Entries follow. Set all of them down as they stand.

= = = = = = =

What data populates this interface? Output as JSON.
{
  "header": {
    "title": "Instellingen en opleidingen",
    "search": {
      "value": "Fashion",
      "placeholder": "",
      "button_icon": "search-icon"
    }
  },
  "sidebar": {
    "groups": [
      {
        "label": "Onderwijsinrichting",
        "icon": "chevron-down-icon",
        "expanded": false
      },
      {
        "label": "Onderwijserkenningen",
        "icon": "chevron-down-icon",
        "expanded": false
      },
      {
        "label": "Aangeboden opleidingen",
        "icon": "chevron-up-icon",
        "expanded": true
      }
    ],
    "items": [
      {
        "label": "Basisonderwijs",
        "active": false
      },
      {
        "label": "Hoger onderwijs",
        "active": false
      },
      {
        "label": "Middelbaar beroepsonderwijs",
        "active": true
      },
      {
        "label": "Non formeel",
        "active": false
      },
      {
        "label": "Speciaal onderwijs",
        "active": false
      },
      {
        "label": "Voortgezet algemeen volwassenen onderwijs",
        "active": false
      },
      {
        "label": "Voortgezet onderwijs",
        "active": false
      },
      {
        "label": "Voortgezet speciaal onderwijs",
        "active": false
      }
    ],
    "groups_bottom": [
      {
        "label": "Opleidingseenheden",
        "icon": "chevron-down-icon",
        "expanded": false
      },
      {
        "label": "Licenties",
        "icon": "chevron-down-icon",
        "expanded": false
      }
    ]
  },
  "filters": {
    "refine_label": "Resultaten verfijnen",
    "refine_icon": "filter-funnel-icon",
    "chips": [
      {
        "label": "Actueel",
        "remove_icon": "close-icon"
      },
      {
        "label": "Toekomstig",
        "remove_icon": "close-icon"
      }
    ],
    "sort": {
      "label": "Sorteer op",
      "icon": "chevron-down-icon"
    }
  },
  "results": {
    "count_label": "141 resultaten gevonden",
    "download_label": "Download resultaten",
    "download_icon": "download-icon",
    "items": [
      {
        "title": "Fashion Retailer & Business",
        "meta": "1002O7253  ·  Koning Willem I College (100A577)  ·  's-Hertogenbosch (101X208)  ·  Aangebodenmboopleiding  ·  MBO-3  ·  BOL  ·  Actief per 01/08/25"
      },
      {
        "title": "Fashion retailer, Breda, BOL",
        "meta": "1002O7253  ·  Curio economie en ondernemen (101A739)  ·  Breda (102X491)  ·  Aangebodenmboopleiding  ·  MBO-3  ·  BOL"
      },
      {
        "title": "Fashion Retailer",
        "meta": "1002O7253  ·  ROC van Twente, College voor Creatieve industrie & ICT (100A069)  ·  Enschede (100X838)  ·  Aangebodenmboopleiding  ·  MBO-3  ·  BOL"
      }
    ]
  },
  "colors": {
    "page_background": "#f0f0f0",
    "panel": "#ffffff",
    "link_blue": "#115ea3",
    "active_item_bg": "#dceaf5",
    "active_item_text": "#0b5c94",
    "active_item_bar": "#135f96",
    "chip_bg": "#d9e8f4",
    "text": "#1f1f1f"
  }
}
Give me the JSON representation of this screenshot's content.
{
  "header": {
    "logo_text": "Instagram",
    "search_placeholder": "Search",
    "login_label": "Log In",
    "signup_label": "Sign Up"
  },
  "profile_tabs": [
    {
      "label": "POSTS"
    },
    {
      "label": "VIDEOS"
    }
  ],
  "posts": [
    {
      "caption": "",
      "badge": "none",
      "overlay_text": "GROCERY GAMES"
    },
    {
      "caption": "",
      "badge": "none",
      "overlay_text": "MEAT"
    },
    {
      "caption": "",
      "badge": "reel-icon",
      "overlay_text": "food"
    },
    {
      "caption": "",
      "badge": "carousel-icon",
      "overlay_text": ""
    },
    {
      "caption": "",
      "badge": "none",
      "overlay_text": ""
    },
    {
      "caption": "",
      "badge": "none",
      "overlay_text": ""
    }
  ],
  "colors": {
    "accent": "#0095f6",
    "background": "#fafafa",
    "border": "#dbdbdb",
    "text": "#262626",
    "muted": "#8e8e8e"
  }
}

= = = = = = =

* [Solution to this exercise]
What data populates this interface? Output as JSON.
{
  "header": {
    "title": "Instellingen en opleidingen",
    "search": {
      "value": "Fashion",
      "placeholder": "",
      "button_icon": "search-icon"
    }
  },
  "sidebar": {
    "groups": [
      {
        "label": "Onderwijsinrichting",
        "icon": "chevron-down-icon",
        "expanded": false
      },
      {
        "label": "Onderwijserkenningen",
        "icon": "chevron-down-icon",
        "expanded": false
      },
      {
        "label": "Aangeboden opleidingen",
        "icon": "chevron-up-icon",
        "expanded": true
      }
    ],
    "items": [
      {
        "label": "Basisonderwijs",
        "active": false
      },
      {
        "label": "Hoger onderwijs",
        "active": false
      },
      {
        "label": "Middelbaar beroepsonderwijs",
        "active": true
      },
      {
        "label": "Non formeel",
        "active": false
      },
      {
        "label": "Speciaal onderwijs",
        "active": false
      },
      {
        "label": "Voortgezet algemeen volwassenen onderwijs",
        "active": false
      },
      {
        "label": "Voortgezet onderwijs",
        "active": false
      },
      {
        "label": "Voortgezet speciaal onderwijs",
        "active": false
      }
    ],
    "groups_bottom": [
      {
        "label": "Opleidingseenheden",
        "icon": "chevron-down-icon",
        "expanded": false
      },
      {
        "label": "Licenties",
        "icon": "chevron-down-icon",
        "expanded": false
      }
    ]
  },
  "filters": {
    "refine_label": "Resultaten verfijnen",
    "refine_icon": "filter-funnel-icon",
    "chips": [
      {
        "label": "Actueel",
        "remove_icon": "close-icon"
      },
      {
        "label": "Toekomstig",
        "remove_icon": "close-icon"
      }
    ],
    "sort": {
      "label": "Sorteer op",
      "icon": "chevron-down-icon"
    }
  },
  "results": {
    "count_label": "141 resultaten gevonden",
    "download_label": "Download resultaten",
    "download_icon": "download-icon",
    "items": [
      {
        "title": "Fashion Retailer & Business",
        "meta": "1002O7253  ·  Koning Willem I College (100A577)  ·  's-Hertogenbosch (101X208)  ·  Aangebodenmboopleiding  ·  MBO-3  ·  BOL  ·  Actief per 01/08/25"
      },
      {
        "title": "Fashion retailer, Breda, BOL",
        "meta": "1002O7253  ·  Curio economie en ondernemen (101A739)  ·  Breda (102X491)  ·  Aangebodenmboopleiding  ·  MBO-3  ·  BOL"
      },
      {
        "title": "Fashion Retailer",
        "meta": "1002O7253  ·  ROC van Twente, College voor Creatieve industrie & ICT (100A069)  ·  Enschede (100X838)  ·  Aangebodenmboopleiding  ·  MBO-3  ·  BOL"
      }
    ]
  },
  "colors": {
    "page_background": "#f0f0f0",
    "panel": "#ffffff",
    "link_blue": "#115ea3",
    "active_item_bg": "#dceaf5",
    "active_item_text": "#0b5c94",
    "active_item_bar": "#135f96",
    "chip_bg": "#d9e8f4",
    "text": "#1f1f1f"
  }
}
Give me the JSON representation of this screenshot's content.
{
  "header": {
    "logo_text": "Instagram",
    "search_placeholder": "Search",
    "login_label": "Log In",
    "signup_label": "Sign Up"
  },
  "profile_tabs": [
    {
      "label": "POSTS"
    },
    {
      "label": "VIDEOS"
    }
  ],
  "posts": [
    {
      "caption": "",
      "badge": "none",
      "overlay_text": "GROCERY GAMES"
    },
    {
      "caption": "",
      "badge": "none",
      "overlay_text": "MEAT"
    },
    {
      "caption": "",
      "badge": "reel-icon",
      "overlay_text": "food"
    },
    {
      "caption": "",
      "badge": "carousel-icon",
      "overlay_text": ""
    },
    {
      "caption": "",
      "badge": "none",
      "overlay_text": ""
    },
    {
      "caption": "",
      "badge": "none",
      "overlay_text": ""
    }
  ],
  "colors": {
    "accent": "#0095f6",
    "background": "#fafafa",
    "border": "#dbdbdb",
    "text": "#262626",
    "muted": "#8e8e8e"
  }
}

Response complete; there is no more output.